Objective
Locate each line containing the string "this" and copy it out.

Records provided
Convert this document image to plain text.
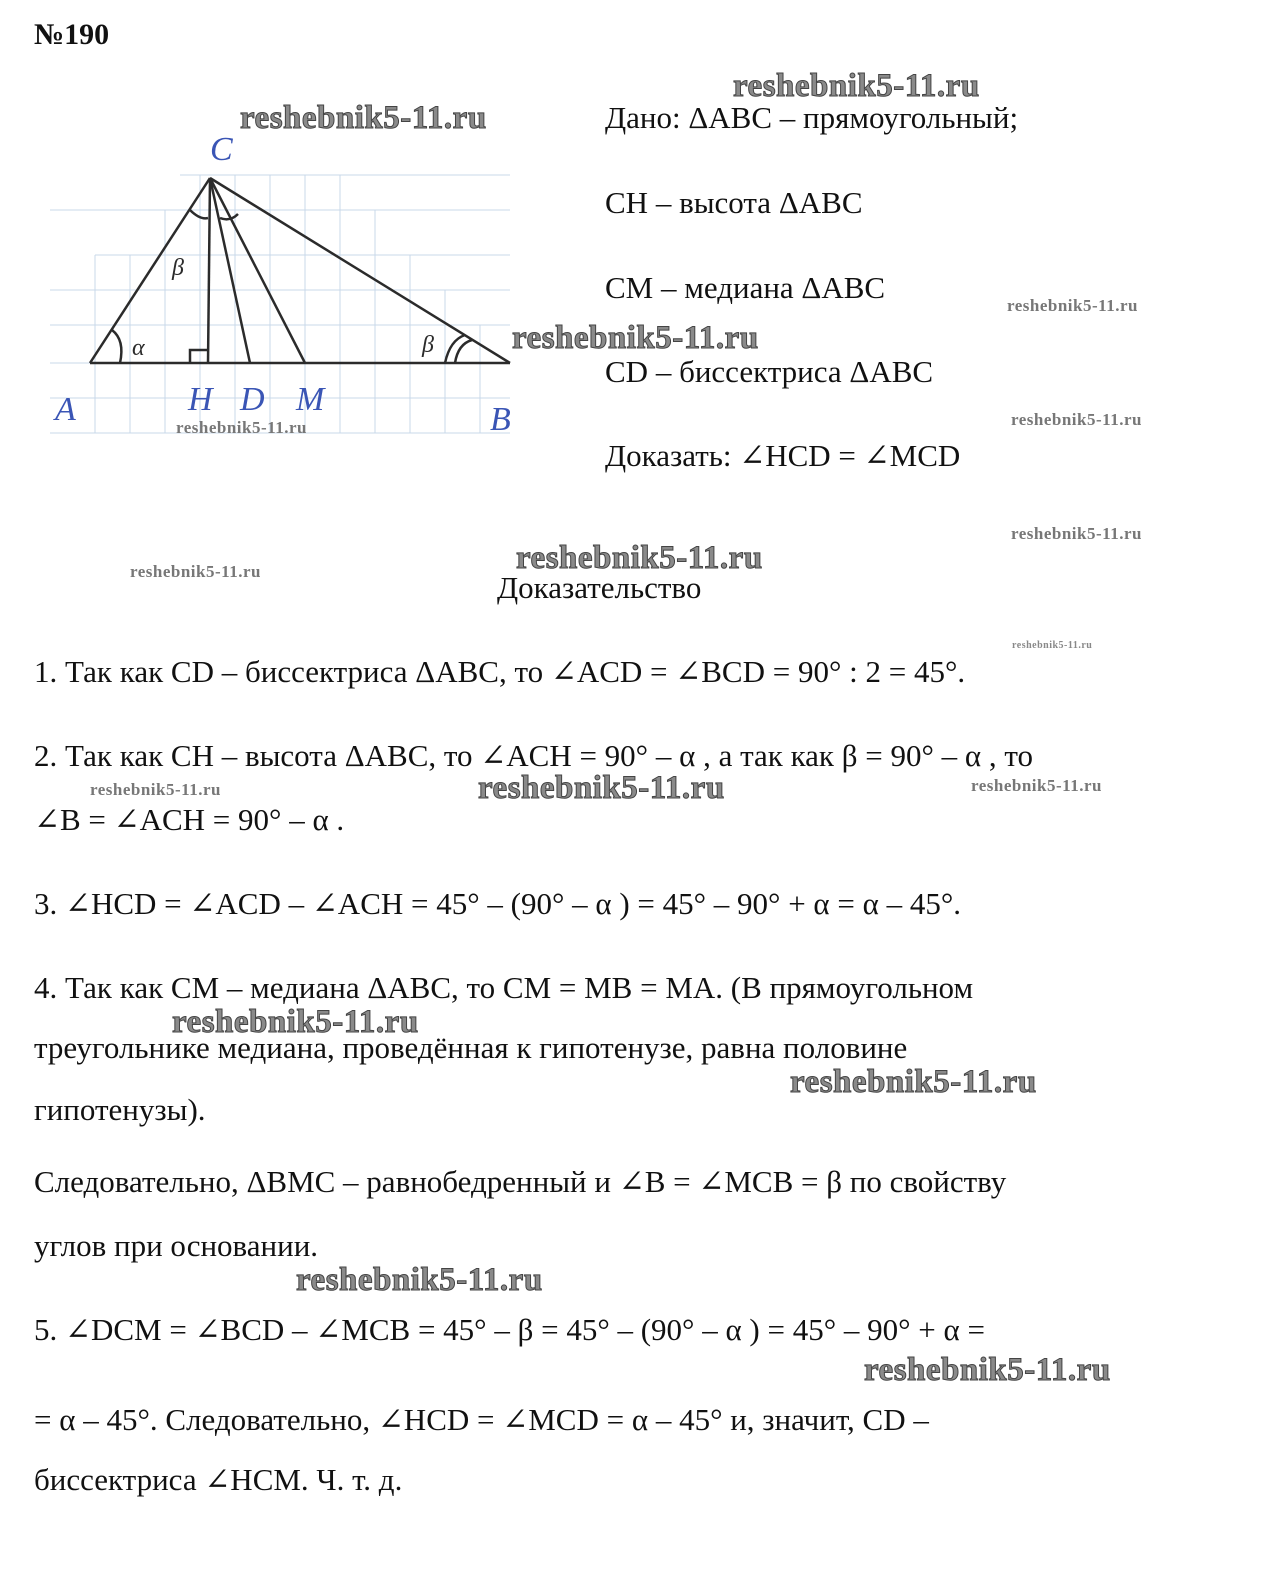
№190
C
A	H D M
B
α
β
β
Дано: ΔABC – прямоугольный;
CH – высота ΔABC
CM – медиана ΔABC
CD – биссектриса ΔABC
Доказать: ∠HCD = ∠MCD
Доказательство
1. Так как CD – биссектриса ΔABC, то ∠ACD = ∠BCD = 90° : 2 = 45°.
2. Так как CH – высота ΔABC, то ∠ACH = 90° – α , а так как β = 90° – α , то
∠B = ∠ACH = 90° – α .
3. ∠HCD = ∠ACD – ∠ACH = 45° – (90° – α ) = 45° – 90° + α = α – 45°.
4. Так как CM – медиана ΔABC, то CM = MB = MA. (В прямоугольном
треугольнике медиана, проведённая к гипотенузе, равна половине
гипотенузы).
Следовательно, ΔBMC – равнобедренный и ∠B = ∠MCB = β по свойству
углов при основании.
5. ∠DCM = ∠BCD – ∠MCB = 45° – β = 45° – (90° – α ) = 45° – 90° + α =
= α – 45°. Следовательно, ∠HCD = ∠MCD = α – 45° и, значит, CD –
биссектриса ∠HCM. Ч. т. д.
reshebnik5-11.ru
reshebnik5-11.ru
reshebnik5-11.ru
reshebnik5-11.ru
reshebnik5-11.ru	reshebnik5-11.ru
reshebnik5-11.ru
reshebnik5-11.ru
reshebnik5-11.ru
reshebnik5-11.ru
reshebnik5-11.ru	reshebnik5-11.ru	reshebnik5-11.ru
reshebnik5-11.ru
reshebnik5-11.ru
reshebnik5-11.ru
reshebnik5-11.ru
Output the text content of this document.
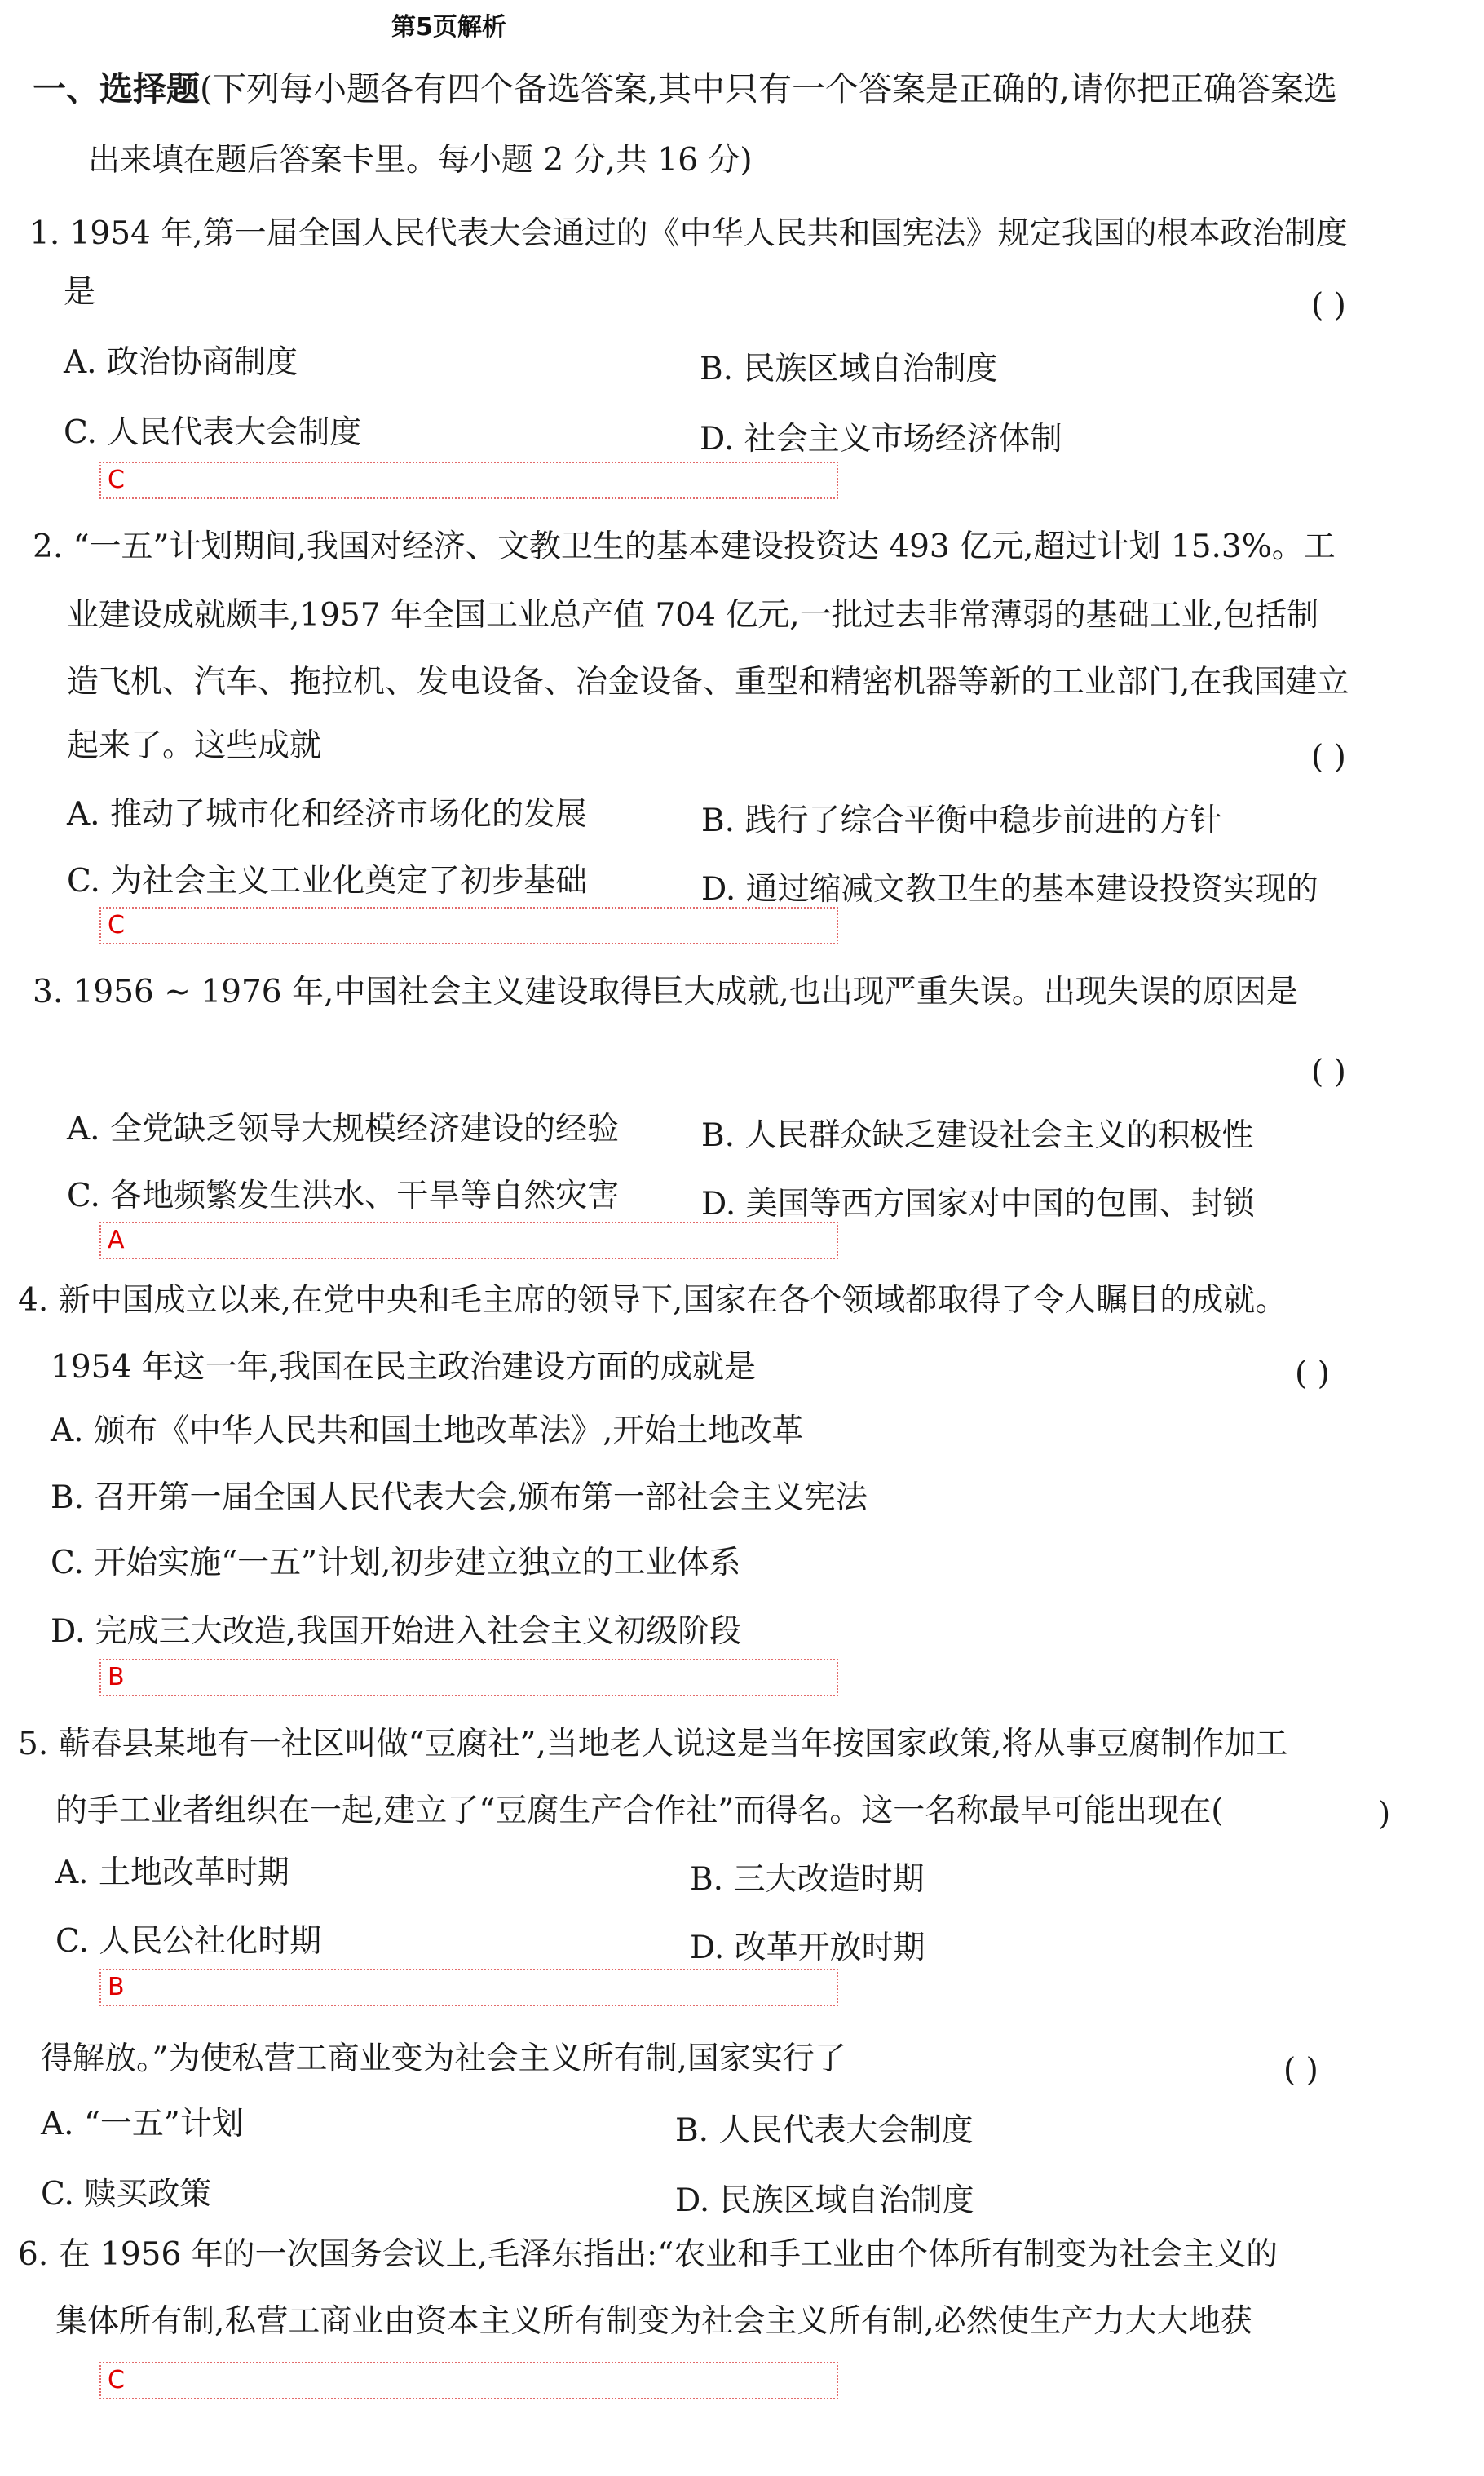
第5页解析
一、选择题(下列每小题各有四个备选答案,其中只有一个答案是正确的,请你把正确答案选
出来填在题后答案卡里。每小题 2 分,共 16 分)
1. 1954 年,第一届全国人民代表大会通过的《中华人民共和国宪法》规定我国的根本政治制度
是	( )
A. 政治协商制度	B. 民族区域自治制度
C. 人民代表大会制度	D. 社会主义市场经济体制
C
2. “一五”计划期间,我国对经济、文教卫生的基本建设投资达 493 亿元,超过计划 15.3%。工
业建设成就颇丰,1957 年全国工业总产值 704 亿元,一批过去非常薄弱的基础工业,包括制
造飞机、汽车、拖拉机、发电设备、冶金设备、重型和精密机器等新的工业部门,在我国建立
起来了。这些成就	( )
A. 推动了城市化和经济市场化的发展	B. 践行了综合平衡中稳步前进的方针
C. 为社会主义工业化奠定了初步基础	D. 通过缩减文教卫生的基本建设投资实现的
C
3. 1956 ~ 1976 年,中国社会主义建设取得巨大成就,也出现严重失误。出现失误的原因是
( )
A. 全党缺乏领导大规模经济建设的经验	B. 人民群众缺乏建设社会主义的积极性
C. 各地频繁发生洪水、干旱等自然灾害	D. 美国等西方国家对中国的包围、封锁
A
4. 新中国成立以来,在党中央和毛主席的领导下,国家在各个领域都取得了令人瞩目的成就。
1954 年这一年,我国在民主政治建设方面的成就是	( )
A. 颁布《中华人民共和国土地改革法》,开始土地改革
B. 召开第一届全国人民代表大会,颁布第一部社会主义宪法
C. 开始实施“一五”计划,初步建立独立的工业体系
D. 完成三大改造,我国开始进入社会主义初级阶段
B
5. 蕲春县某地有一社区叫做“豆腐社”,当地老人说这是当年按国家政策,将从事豆腐制作加工
的手工业者组织在一起,建立了“豆腐生产合作社”而得名。这一名称最早可能出现在(	)
A. 土地改革时期	B. 三大改造时期
C. 人民公社化时期	D. 改革开放时期
B
得解放。”为使私营工商业变为社会主义所有制,国家实行了	( )
A. “一五”计划	B. 人民代表大会制度
C. 赎买政策	D. 民族区域自治制度
6. 在 1956 年的一次国务会议上,毛泽东指出:“农业和手工业由个体所有制变为社会主义的
集体所有制,私营工商业由资本主义所有制变为社会主义所有制,必然使生产力大大地获
C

Task answer
Convert this document image to plain text.
Output the text content of this document.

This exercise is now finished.